Saved entries:
● ● ● ●

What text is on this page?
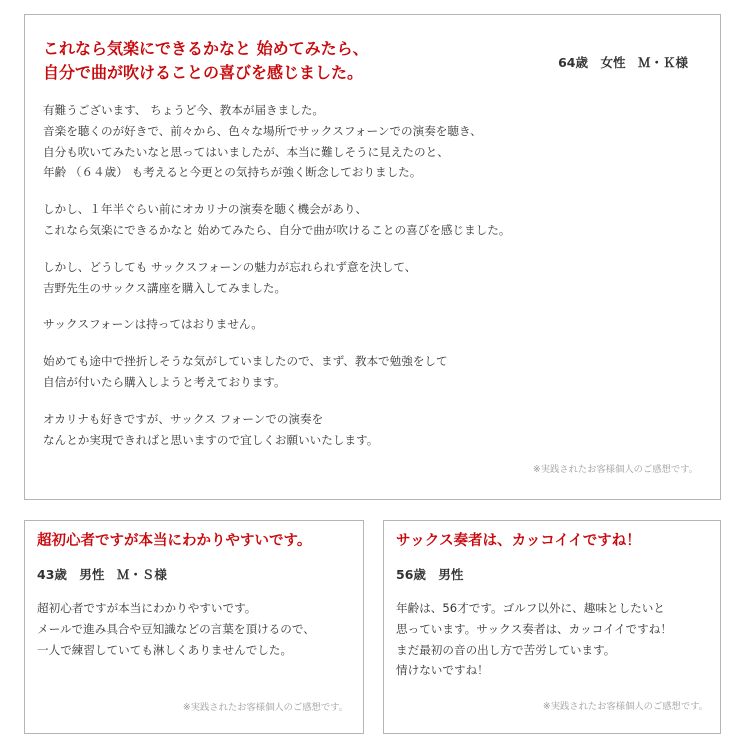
これなら気楽にできるかなと 始めてみたら、
自分で曲が吹けることの喜びを感じました。
64歳　女性　Ｍ・Ｋ様

有難うございます、 ちょうど今、教本が届きました。
音楽を聴くのが好きで、前々から、色々な場所でサックスフォーンでの演奏を聴き、
自分も吹いてみたいなと思ってはいましたが、本当に難しそうに見えたのと、
年齢 （６４歳） も考えると今更との気持ちが強く断念しておりました。

しかし、１年半ぐらい前にオカリナの演奏を聴く機会があり、
これなら気楽にできるかなと 始めてみたら、自分で曲が吹けることの喜びを感じました。

しかし、どうしても サックスフォーンの魅力が忘れられず意を決して、
吉野先生のサックス講座を購入してみました。

サックスフォーンは持ってはおりません。

始めても途中で挫折しそうな気がしていましたので、まず、教本で勉強をして
自信が付いたら購入しようと考えております。

オカリナも好きですが、サックス フォーンでの演奏を
なんとか実現できればと思いますので宜しくお願いいたします。

※実践されたお客様個人のご感想です。
超初心者ですが本当にわかりやすいです。
43歳　男性　Ｍ・Ｓ様

超初心者ですが本当にわかりやすいです。
メールで進み具合や豆知識などの言葉を頂けるので、
一人で練習していても淋しくありませんでした。

※実践されたお客様個人のご感想です。
サックス奏者は、カッコイイですね！
56歳　男性

年齢は、56才です。ゴルフ以外に、趣味としたいと
思っています。サックス奏者は、カッコイイですね！
まだ最初の音の出し方で苦労しています。
情けないですね！

※実践されたお客様個人のご感想です。
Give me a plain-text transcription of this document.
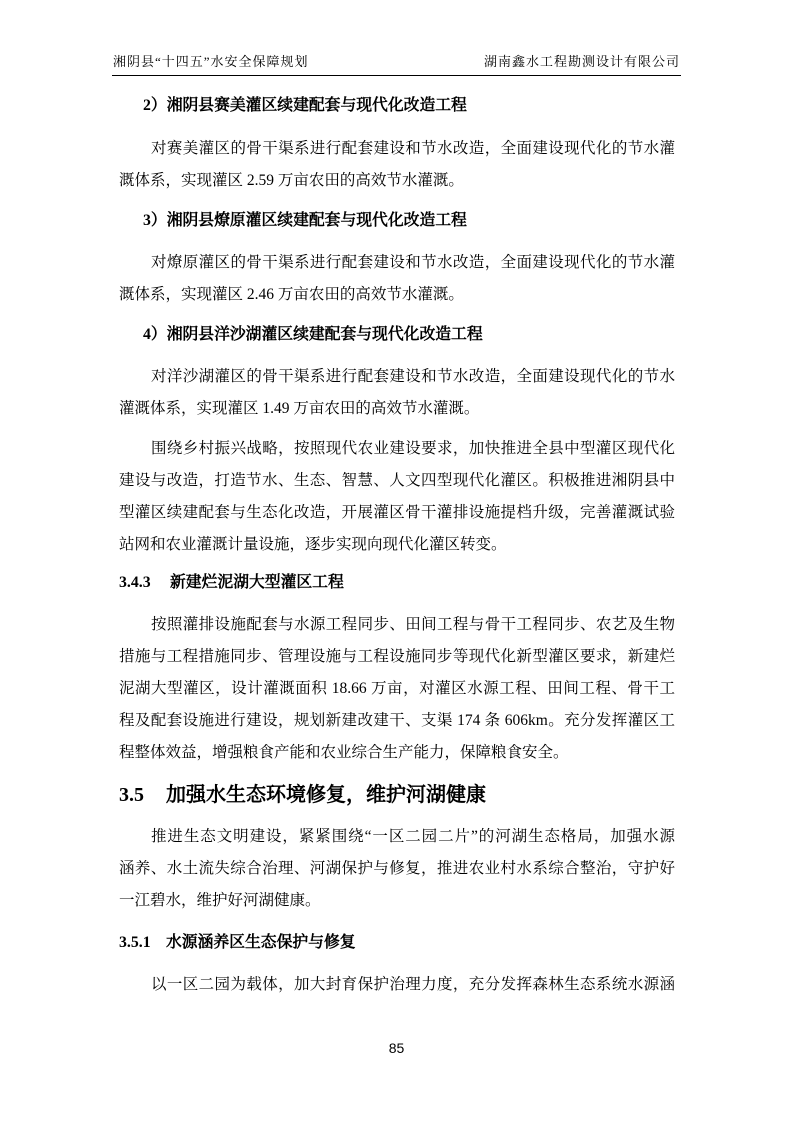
湘阴县“十四五”水安全保障规划	湖南鑫水工程勘测设计有限公司
2）湘阴县赛美灌区续建配套与现代化改造工程
对赛美灌区的骨干渠系进行配套建设和节水改造，全面建设现代化的节水灌
溉体系，实现灌区 2.59 万亩农田的高效节水灌溉。
3）湘阴县燎原灌区续建配套与现代化改造工程
对燎原灌区的骨干渠系进行配套建设和节水改造，全面建设现代化的节水灌
溉体系，实现灌区 2.46 万亩农田的高效节水灌溉。
4）湘阴县洋沙湖灌区续建配套与现代化改造工程
对洋沙湖灌区的骨干渠系进行配套建设和节水改造，全面建设现代化的节水
灌溉体系，实现灌区 1.49 万亩农田的高效节水灌溉。
围绕乡村振兴战略，按照现代农业建设要求，加快推进全县中型灌区现代化
建设与改造，打造节水、生态、智慧、人文四型现代化灌区。积极推进湘阴县中
型灌区续建配套与生态化改造，开展灌区骨干灌排设施提档升级，完善灌溉试验
站网和农业灌溉计量设施，逐步实现向现代化灌区转变。
3.4.3 新建烂泥湖大型灌区工程
按照灌排设施配套与水源工程同步、田间工程与骨干工程同步、农艺及生物
措施与工程措施同步、管理设施与工程设施同步等现代化新型灌区要求，新建烂
泥湖大型灌区，设计灌溉面积 18.66 万亩，对灌区水源工程、田间工程、骨干工
程及配套设施进行建设，规划新建改建干、支渠 174 条 606km。充分发挥灌区工
程整体效益，增强粮食产能和农业综合生产能力，保障粮食安全。
3.5 加强水生态环境修复，维护河湖健康
推进生态文明建设，紧紧围绕“一区二园二片”的河湖生态格局，加强水源
涵养、水土流失综合治理、河湖保护与修复，推进农业村水系综合整治，守护好
一江碧水，维护好河湖健康。
3.5.1 水源涵养区生态保护与修复
以一区二园为载体，加大封育保护治理力度，充分发挥森林生态系统水源涵
85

● ● ● ●

**Problem to work on:**
Give the entries again word for word, but skip the pictures.

**Final result:**
What text is on this page?
これなら気楽にできるかなと 始めてみたら、
自分で曲が吹けることの喜びを感じました。
64歳　女性　Ｍ・Ｋ様

有難うございます、 ちょうど今、教本が届きました。
音楽を聴くのが好きで、前々から、色々な場所でサックスフォーンでの演奏を聴き、
自分も吹いてみたいなと思ってはいましたが、本当に難しそうに見えたのと、
年齢 （６４歳） も考えると今更との気持ちが強く断念しておりました。

しかし、１年半ぐらい前にオカリナの演奏を聴く機会があり、
これなら気楽にできるかなと 始めてみたら、自分で曲が吹けることの喜びを感じました。

しかし、どうしても サックスフォーンの魅力が忘れられず意を決して、
吉野先生のサックス講座を購入してみました。

サックスフォーンは持ってはおりません。

始めても途中で挫折しそうな気がしていましたので、まず、教本で勉強をして
自信が付いたら購入しようと考えております。

オカリナも好きですが、サックス フォーンでの演奏を
なんとか実現できればと思いますので宜しくお願いいたします。

※実践されたお客様個人のご感想です。
超初心者ですが本当にわかりやすいです。
43歳　男性　Ｍ・Ｓ様

超初心者ですが本当にわかりやすいです。
メールで進み具合や豆知識などの言葉を頂けるので、
一人で練習していても淋しくありませんでした。

※実践されたお客様個人のご感想です。
サックス奏者は、カッコイイですね！
56歳　男性

年齢は、56才です。ゴルフ以外に、趣味としたいと
思っています。サックス奏者は、カッコイイですね！
まだ最初の音の出し方で苦労しています。
情けないですね！

※実践されたお客様個人のご感想です。
Give me a plain-text transcription of this document.
湘阴县“十四五”水安全保障规划	湖南鑫水工程勘测设计有限公司
2）湘阴县赛美灌区续建配套与现代化改造工程
对赛美灌区的骨干渠系进行配套建设和节水改造，全面建设现代化的节水灌
溉体系，实现灌区 2.59 万亩农田的高效节水灌溉。
3）湘阴县燎原灌区续建配套与现代化改造工程
对燎原灌区的骨干渠系进行配套建设和节水改造，全面建设现代化的节水灌
溉体系，实现灌区 2.46 万亩农田的高效节水灌溉。
4）湘阴县洋沙湖灌区续建配套与现代化改造工程
对洋沙湖灌区的骨干渠系进行配套建设和节水改造，全面建设现代化的节水
灌溉体系，实现灌区 1.49 万亩农田的高效节水灌溉。
围绕乡村振兴战略，按照现代农业建设要求，加快推进全县中型灌区现代化
建设与改造，打造节水、生态、智慧、人文四型现代化灌区。积极推进湘阴县中
型灌区续建配套与生态化改造，开展灌区骨干灌排设施提档升级，完善灌溉试验
站网和农业灌溉计量设施，逐步实现向现代化灌区转变。
3.4.3 新建烂泥湖大型灌区工程
按照灌排设施配套与水源工程同步、田间工程与骨干工程同步、农艺及生物
措施与工程措施同步、管理设施与工程设施同步等现代化新型灌区要求，新建烂
泥湖大型灌区，设计灌溉面积 18.66 万亩，对灌区水源工程、田间工程、骨干工
程及配套设施进行建设，规划新建改建干、支渠 174 条 606km。充分发挥灌区工
程整体效益，增强粮食产能和农业综合生产能力，保障粮食安全。
3.5 加强水生态环境修复，维护河湖健康
推进生态文明建设，紧紧围绕“一区二园二片”的河湖生态格局，加强水源
涵养、水土流失综合治理、河湖保护与修复，推进农业村水系综合整治，守护好
一江碧水，维护好河湖健康。
3.5.1 水源涵养区生态保护与修复
以一区二园为载体，加大封育保护治理力度，充分发挥森林生态系统水源涵
85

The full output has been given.